-- INPUT MATERIAL start --

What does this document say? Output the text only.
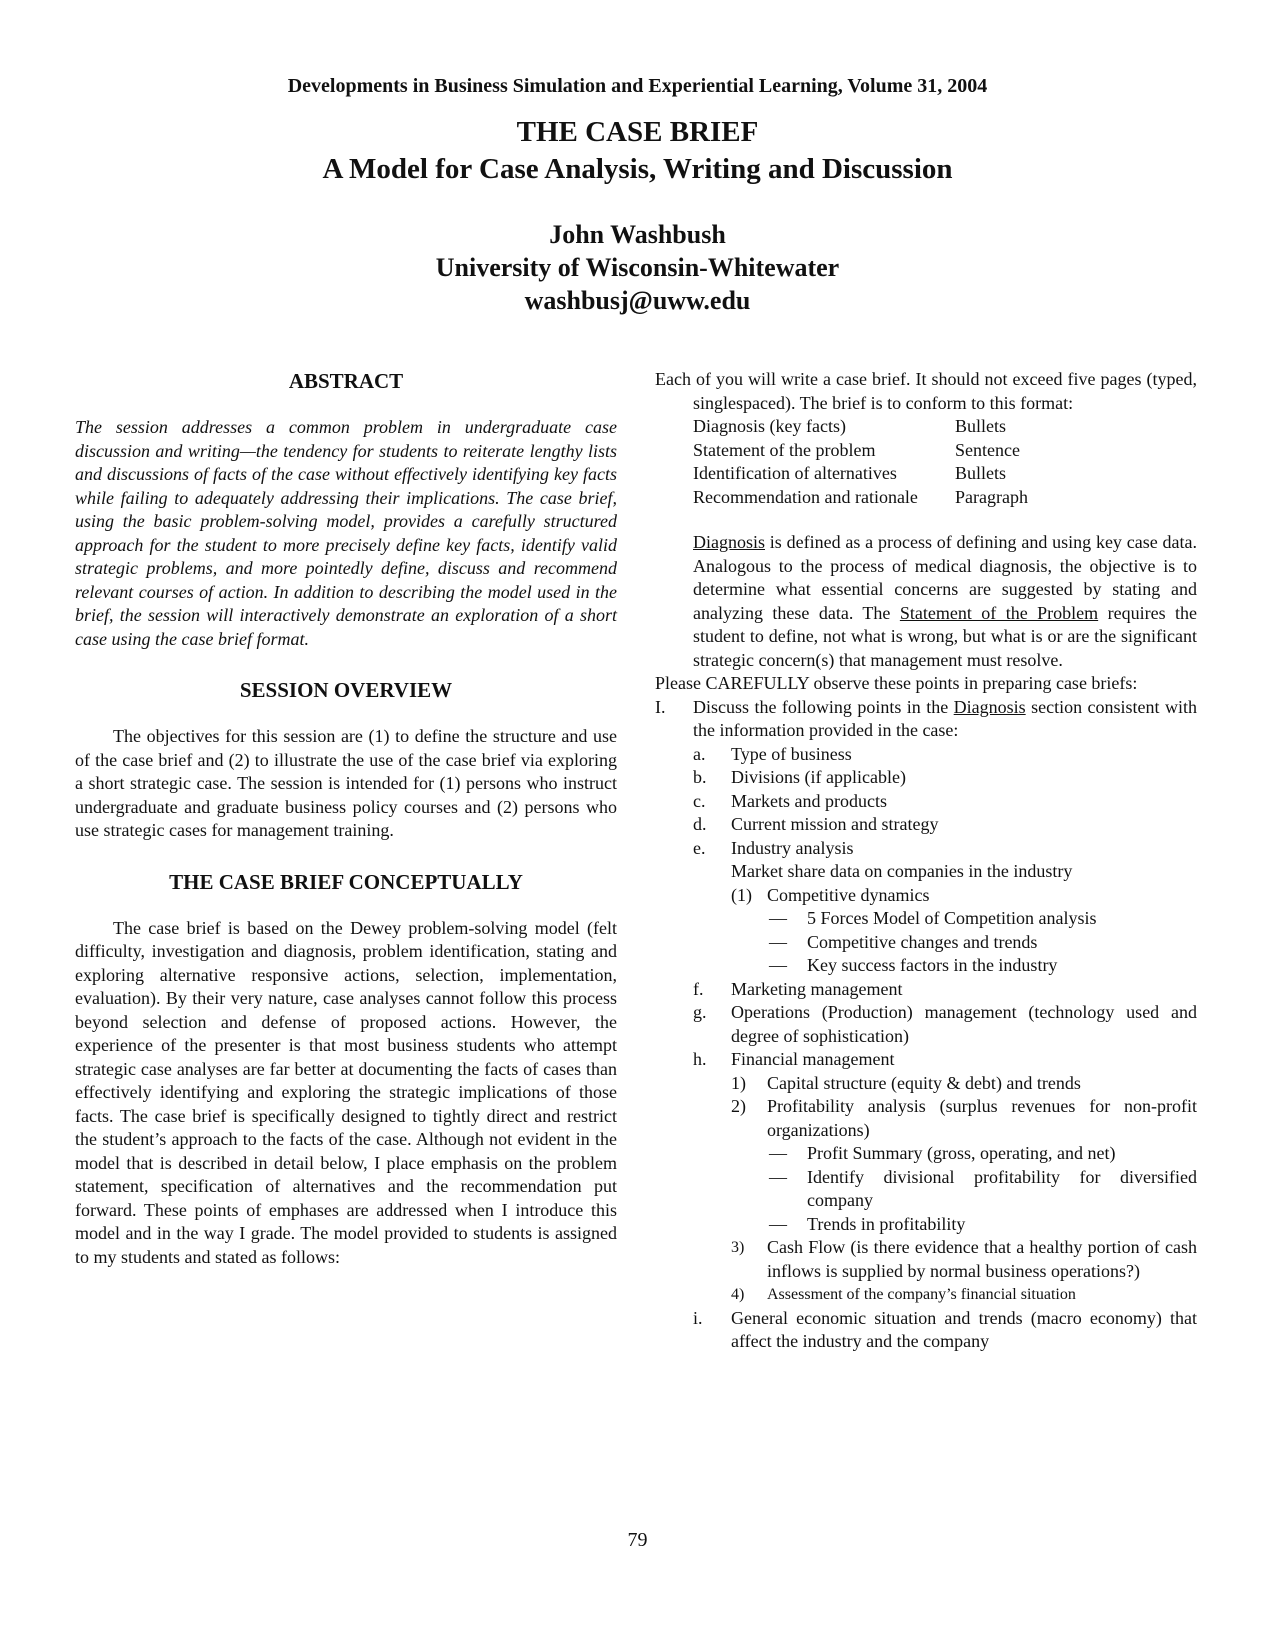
Developments in Business Simulation and Experiential Learning, Volume 31, 2004
THE CASE BRIEF
A Model for Case Analysis, Writing and Discussion
John Washbush
University of Wisconsin-Whitewater
washbusj@uww.edu
ABSTRACT

The session addresses a common problem in undergraduate case discussion and writing—the tendency for students to reiterate lengthy lists and discussions of facts of the case without effectively identifying key facts while failing to adequately addressing their implications. The case brief, using the basic problem-solving model, provides a carefully structured approach for the student to more precisely define key facts, identify valid strategic problems, and more pointedly define, discuss and recommend relevant courses of action. In addition to describing the model used in the brief, the session will interactively demonstrate an exploration of a short case using the case brief format.

SESSION OVERVIEW

The objectives for this session are (1) to define the structure and use of the case brief and (2) to illustrate the use of the case brief via exploring a short strategic case. The session is intended for (1) persons who instruct undergraduate and graduate business policy courses and (2) persons who use strategic cases for management training.

THE CASE BRIEF CONCEPTUALLY

The case brief is based on the Dewey problem-solving model (felt difficulty, investigation and diagnosis, problem identification, stating and exploring alternative responsive actions, selection, implementation, evaluation). By their very nature, case analyses cannot follow this process beyond selection and defense of proposed actions. However, the experience of the presenter is that most business students who attempt strategic case analyses are far better at documenting the facts of cases than effectively identifying and exploring the strategic implications of those facts. The case brief is specifically designed to tightly direct and restrict the student’s approach to the facts of the case. Although not evident in the model that is described in detail below, I place emphasis on the problem statement, specification of alternatives and the recommendation put forward. These points of emphases are addressed when I introduce this model and in the way I grade. The model provided to students is assigned to my students and stated as follows:

Each of you will write a case brief. It should not exceed five pages (typed, singlespaced). The brief is to conform to this format:

Diagnosis (key facts)	Bullets
Statement of the problem	Sentence
Identification of alternatives	Bullets
Recommendation and rationale	Paragraph

Diagnosis is defined as a process of defining and using key case data. Analogous to the process of medical diagnosis, the objective is to determine what essential concerns are suggested by stating and analyzing these data. The Statement of the Problem requires the student to define, not what is wrong, but what is or are the significant strategic concern(s) that management must resolve.

Please CAREFULLY observe these points in preparing case briefs:

I.	Discuss the following points in the Diagnosis section consistent with the information provided in the case:
a.	Type of business
b.	Divisions (if applicable)
c.	Markets and products
d.	Current mission and strategy
e.	Industry analysis
Market share data on companies in the industry
(1) Competitive dynamics
—	5 Forces Model of Competition analysis
—	Competitive changes and trends
—	Key success factors in the industry
f.	Marketing management
g.	Operations (Production) management (technology used and degree of sophistication)
h.	Financial management
1)	Capital structure (equity & debt) and trends
2)	Profitability analysis (surplus revenues for non-profit organizations)
—	Profit Summary (gross, operating, and net)
—	Identify divisional profitability for diversified company
—	Trends in profitability
3)	Cash Flow (is there evidence that a healthy portion of cash inflows is supplied by normal business operations?)
4)	Assessment of the company’s financial situation
i.	General economic situation and trends (macro economy) that affect the industry and the company
79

-- INPUT MATERIAL end --

TASK OBJECTIVE: Copy each line that holds the word "Bullets".

OUTPUT OF THE EXERCISE:
Diagnosis (key facts)	Bullets
Identification of alternatives	Bullets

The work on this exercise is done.